• **Consignes**:
[a] Dans la critique du livre de Louisiane C. Dor, réduisez en une liste plus courte le paragraphe qui commence par « Ce récit de « huit mois de vie branlante » », en gardant l'essentiel des faits.
[b] Dans la critique du livre de Louisiane C. Dor, quel âge a Laurine ?
[c] Poursuivez la critique du livre de Louisiane C. Dor à partir de sa dernière phrase.

### Texte extrait

Louisiane C. Dor, Les Méduses ont-elles sommeil ?
Gallimard [Col. Nos vies], 2016, 88 pages, 10 €
Ce récit de « huit mois de vie branlante, qui ont paru des siècles » à l’auteur de ce désastre, se lit en une heure. Impossible d’en perdre un mot. Le lecteur est soulevé, conquis et révulsé à la fois par le résultat dont il redoute les effets. Hélène est le prénom de l’héroïne, qui préfère la cocaïne. À dix-huit ans, elle monte à Paris, « le rêve de tous ceux qui n’y habitent pas », pour la grandeur, être adorée, adulée, convoitée. Elle devient, entre les mains plus que les bras d’une Laurine de trente-deux ans, qui l’entraîne dans « une bassine à lesbiennes » une méduse à « prendre des bains de poudre nocturnes ». L’intérêt du récit est de donner à vivre de l’intérieur, presque de la caboche de l’héroïne, dont les neurones sont parfois déconnectés, tant la transe est intense, cette descente aux enfers, avec un naturel absolu. Qui ne connaît rien à ce phénomène, le livre refermé, semble pouvoir dire : voilà ce que j’ai pu traverser. Autrement dit, le partage est total, la réussite incontestable.

######
### Données fournies

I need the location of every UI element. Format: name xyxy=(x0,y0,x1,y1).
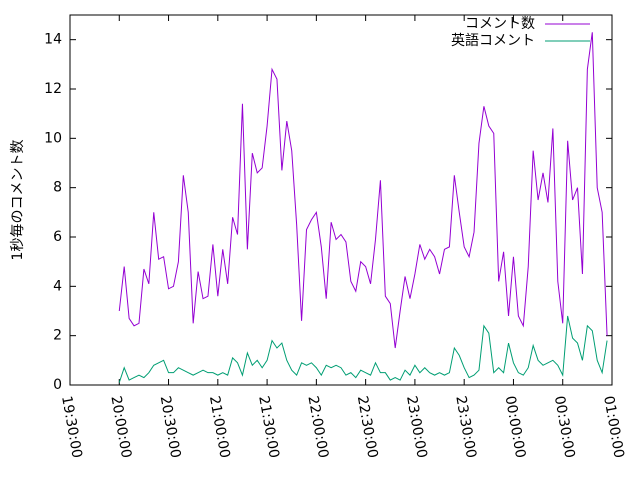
y-tick-label: 8 xyxy=(53,180,62,196)
x-tick-label: 23:00:00 xyxy=(403,395,430,460)
legend-label: 英語コメント xyxy=(451,32,535,49)
x-tick-label: 00:30:00 xyxy=(551,395,578,460)
series-line xyxy=(118,315,608,383)
x-tick-label: 20:30:00 xyxy=(157,395,184,460)
legend-label: コメント数 xyxy=(465,16,535,32)
x-tick-label: 20:00:00 xyxy=(107,395,134,460)
plot-border xyxy=(69,14,613,386)
x-tick-label: 19:30:00 xyxy=(58,395,85,460)
y-tick-label: 10 xyxy=(44,130,62,146)
y-tick-label: 2 xyxy=(53,328,62,344)
x-tick-label: 21:30:00 xyxy=(255,395,282,460)
x-tick-label: 22:00:00 xyxy=(304,395,331,460)
y-tick-label: 12 xyxy=(44,81,62,97)
y-axis-label: 1秒毎のコメント数 xyxy=(10,140,26,261)
x-tick-label: 22:30:00 xyxy=(354,395,381,460)
x-tick-label: 00:00:00 xyxy=(502,395,529,460)
x-tick-label: 23:30:00 xyxy=(452,395,479,460)
x-tick-label: 01:00:00 xyxy=(600,395,627,460)
x-tick-label: 21:00:00 xyxy=(206,395,233,460)
y-tick-label: 6 xyxy=(53,229,62,245)
series-line xyxy=(118,32,608,349)
y-tick-label: 4 xyxy=(53,278,62,294)
y-tick-label: 14 xyxy=(44,32,62,48)
y-tick-label: 0 xyxy=(53,377,62,393)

######

• **Réponses dans l'ordre**:
[a]
- Récit de huit mois d'une vie chaotique, qui se lit en une heure et saisit le lecteur, à la fois conquis et révulsé.
- Hélène, dix-huit ans, préfère la cocaïne et monte à Paris pour être adorée et convoitée.
- Laurine, trente-deux ans, l'entraîne dans un milieu lesbien, où elle devient une « méduse » adepte de « bains de poudre nocturnes ».
- Le livre fait vivre de l'intérieur cette descente aux enfers, avec un naturel absolu.
- Même un lecteur qui ignore tout de ce phénomène semble l'avoir traversé : le partage est total, la réussite incontestable.

[b] Laurine a trente-deux ans.

[c]
Il n’y a, dans ces nuits de perdition, « pas grande différence entre la salle de danse et la salle de décomposition pulmonaire ». On perd le goût. On se brouille l’oreille ? Un misogyne revient à demander qui s’est mise au jean. On s’illusionne en tout, pour la durée, même la distinction entre le jour et la nuit. L’amour entre en elle, Hélène qui en oublie jusqu’à son prénom, comme on fait un tonneau de bagnole. Elle devient quelqu’un en n’étant plus personne. « Je suis grise d’artifices et mon teint l’est aussi. Mes yeux se sont éteints. Je ne sais pas qui je suis. » D’un côté, tout est décuplé, centuplé. « Je crois tant à la vie que je pourrais presque marcher sur l’eau. » Et de l’autre, le premier qu’elle croit l’aimer lui sourit bientôt comme un affreux salaud, entre en elle sans ménagement aucun. Sa mamie lui disait bien que « les garçons n’ont ni queue ni tête ; c’est à moitié vrai ; ces imbéciles n’ont vraiment pas de tête ». D’autres, plus âgés, la prennent en photos, « sous les flashs de la répugnance » pour deux cents flèches.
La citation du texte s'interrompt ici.